■ Challenge
Wherever a line holds the word "color", copy that line out.

** BEGIN Dataset entries **

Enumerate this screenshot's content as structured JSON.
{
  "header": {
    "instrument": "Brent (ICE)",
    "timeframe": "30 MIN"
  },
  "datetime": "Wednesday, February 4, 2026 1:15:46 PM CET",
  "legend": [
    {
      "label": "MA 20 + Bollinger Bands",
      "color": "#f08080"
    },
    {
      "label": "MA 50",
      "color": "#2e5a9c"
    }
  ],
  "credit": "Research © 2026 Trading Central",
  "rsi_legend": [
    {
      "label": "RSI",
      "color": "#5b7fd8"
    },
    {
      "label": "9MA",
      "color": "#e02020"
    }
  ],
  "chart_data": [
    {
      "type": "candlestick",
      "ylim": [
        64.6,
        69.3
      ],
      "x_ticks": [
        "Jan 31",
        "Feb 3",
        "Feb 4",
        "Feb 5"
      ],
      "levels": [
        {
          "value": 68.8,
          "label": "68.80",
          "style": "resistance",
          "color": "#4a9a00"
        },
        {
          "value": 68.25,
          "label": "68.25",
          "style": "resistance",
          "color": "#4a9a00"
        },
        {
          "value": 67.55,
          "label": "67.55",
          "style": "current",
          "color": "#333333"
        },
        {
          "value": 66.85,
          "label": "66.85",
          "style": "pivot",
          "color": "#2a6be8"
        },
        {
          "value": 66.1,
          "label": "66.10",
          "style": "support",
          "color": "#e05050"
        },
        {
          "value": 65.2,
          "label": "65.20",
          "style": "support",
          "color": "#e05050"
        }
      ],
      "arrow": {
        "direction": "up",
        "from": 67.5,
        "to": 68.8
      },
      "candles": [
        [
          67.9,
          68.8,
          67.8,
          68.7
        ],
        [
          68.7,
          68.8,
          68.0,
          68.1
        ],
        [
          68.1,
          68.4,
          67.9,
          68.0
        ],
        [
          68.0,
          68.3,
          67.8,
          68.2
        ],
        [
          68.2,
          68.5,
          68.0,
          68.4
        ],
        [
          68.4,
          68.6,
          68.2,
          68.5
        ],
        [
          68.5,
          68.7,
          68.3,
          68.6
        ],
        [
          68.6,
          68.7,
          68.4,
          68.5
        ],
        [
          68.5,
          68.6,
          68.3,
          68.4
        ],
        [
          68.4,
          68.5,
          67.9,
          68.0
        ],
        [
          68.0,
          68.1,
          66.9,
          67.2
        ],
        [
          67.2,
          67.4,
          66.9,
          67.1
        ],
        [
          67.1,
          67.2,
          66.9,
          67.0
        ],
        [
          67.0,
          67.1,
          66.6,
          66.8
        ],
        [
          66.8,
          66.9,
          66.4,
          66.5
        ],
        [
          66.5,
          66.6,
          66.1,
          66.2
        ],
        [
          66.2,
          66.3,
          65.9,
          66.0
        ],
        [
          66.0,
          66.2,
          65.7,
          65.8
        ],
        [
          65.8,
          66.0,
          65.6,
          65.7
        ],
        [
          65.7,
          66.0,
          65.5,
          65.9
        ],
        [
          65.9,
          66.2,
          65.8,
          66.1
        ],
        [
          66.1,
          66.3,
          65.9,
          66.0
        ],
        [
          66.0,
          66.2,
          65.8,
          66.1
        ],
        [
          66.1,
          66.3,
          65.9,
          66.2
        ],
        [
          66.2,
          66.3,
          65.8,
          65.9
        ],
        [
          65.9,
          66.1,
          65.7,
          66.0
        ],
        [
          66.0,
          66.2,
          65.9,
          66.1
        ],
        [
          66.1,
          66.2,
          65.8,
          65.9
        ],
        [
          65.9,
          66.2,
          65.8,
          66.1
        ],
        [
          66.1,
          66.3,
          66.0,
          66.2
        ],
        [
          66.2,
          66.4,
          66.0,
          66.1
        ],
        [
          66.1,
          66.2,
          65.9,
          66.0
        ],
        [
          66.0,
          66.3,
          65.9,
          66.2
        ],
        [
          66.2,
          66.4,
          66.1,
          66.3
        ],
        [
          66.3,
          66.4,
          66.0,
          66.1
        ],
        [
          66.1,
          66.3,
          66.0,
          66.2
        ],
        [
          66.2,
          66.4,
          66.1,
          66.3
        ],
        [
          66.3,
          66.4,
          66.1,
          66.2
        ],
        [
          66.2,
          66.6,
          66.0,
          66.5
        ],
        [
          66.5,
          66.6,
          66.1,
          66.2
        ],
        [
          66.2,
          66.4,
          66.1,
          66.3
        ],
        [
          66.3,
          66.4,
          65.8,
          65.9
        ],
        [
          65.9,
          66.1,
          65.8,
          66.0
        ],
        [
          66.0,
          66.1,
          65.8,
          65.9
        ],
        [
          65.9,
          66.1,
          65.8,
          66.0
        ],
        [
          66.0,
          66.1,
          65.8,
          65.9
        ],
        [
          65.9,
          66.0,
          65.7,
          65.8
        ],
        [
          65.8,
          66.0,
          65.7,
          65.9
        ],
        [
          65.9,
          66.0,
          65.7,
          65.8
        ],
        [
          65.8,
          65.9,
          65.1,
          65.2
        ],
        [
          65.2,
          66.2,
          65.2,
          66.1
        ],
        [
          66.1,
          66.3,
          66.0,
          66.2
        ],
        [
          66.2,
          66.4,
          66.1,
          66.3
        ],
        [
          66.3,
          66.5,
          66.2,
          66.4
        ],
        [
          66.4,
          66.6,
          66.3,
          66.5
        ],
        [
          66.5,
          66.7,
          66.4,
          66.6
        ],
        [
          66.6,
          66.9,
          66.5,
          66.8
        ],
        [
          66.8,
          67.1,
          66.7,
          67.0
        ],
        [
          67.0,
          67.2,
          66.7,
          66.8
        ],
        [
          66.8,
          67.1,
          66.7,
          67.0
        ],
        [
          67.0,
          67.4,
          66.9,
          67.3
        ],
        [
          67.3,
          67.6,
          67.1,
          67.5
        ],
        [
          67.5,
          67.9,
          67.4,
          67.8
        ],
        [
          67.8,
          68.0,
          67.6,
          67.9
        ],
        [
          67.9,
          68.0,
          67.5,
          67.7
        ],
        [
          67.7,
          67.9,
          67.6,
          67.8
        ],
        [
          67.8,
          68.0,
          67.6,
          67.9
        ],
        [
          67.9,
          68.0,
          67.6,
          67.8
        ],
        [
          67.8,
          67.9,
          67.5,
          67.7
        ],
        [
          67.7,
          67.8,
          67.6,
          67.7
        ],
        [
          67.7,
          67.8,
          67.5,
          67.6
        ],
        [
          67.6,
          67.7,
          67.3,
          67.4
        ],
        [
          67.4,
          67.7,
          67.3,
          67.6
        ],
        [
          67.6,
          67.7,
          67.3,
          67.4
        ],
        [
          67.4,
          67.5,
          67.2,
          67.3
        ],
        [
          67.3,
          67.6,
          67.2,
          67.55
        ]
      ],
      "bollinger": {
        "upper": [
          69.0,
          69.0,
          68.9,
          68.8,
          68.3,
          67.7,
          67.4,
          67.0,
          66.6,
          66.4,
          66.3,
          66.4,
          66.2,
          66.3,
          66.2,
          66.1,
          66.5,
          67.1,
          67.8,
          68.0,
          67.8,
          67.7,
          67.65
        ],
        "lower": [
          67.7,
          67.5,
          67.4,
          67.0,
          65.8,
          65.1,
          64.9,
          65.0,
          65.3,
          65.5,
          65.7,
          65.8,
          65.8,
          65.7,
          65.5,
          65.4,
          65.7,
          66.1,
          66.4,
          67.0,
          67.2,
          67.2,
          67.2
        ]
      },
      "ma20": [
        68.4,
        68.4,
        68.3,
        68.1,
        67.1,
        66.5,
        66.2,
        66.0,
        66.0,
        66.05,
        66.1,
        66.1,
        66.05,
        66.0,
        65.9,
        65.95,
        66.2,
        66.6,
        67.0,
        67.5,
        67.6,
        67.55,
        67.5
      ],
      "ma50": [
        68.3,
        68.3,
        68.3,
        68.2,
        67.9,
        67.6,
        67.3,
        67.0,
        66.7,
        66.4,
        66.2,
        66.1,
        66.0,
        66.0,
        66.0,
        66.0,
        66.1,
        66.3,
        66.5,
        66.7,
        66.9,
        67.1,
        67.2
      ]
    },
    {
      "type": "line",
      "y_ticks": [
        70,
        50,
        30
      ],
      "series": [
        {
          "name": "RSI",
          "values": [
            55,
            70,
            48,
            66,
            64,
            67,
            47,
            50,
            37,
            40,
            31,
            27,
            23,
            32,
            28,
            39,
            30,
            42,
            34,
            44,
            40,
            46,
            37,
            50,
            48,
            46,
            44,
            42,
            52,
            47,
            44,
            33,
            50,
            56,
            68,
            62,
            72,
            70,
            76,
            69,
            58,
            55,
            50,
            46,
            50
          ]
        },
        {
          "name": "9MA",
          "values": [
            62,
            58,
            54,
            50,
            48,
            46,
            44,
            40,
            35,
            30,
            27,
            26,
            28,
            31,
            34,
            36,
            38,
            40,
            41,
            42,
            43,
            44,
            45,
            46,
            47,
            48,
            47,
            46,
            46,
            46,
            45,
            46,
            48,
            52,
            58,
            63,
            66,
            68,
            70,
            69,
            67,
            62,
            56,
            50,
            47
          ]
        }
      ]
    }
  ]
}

** END Dataset entries **

■ Solution for this exercise
      "color": "#f08080"
      "color": "#2e5a9c"
      "color": "#5b7fd8"
      "color": "#e02020"
          "color": "#4a9a00"
          "color": "#4a9a00"
          "color": "#333333"
          "color": "#2a6be8"
          "color": "#e05050"
          "color": "#e05050"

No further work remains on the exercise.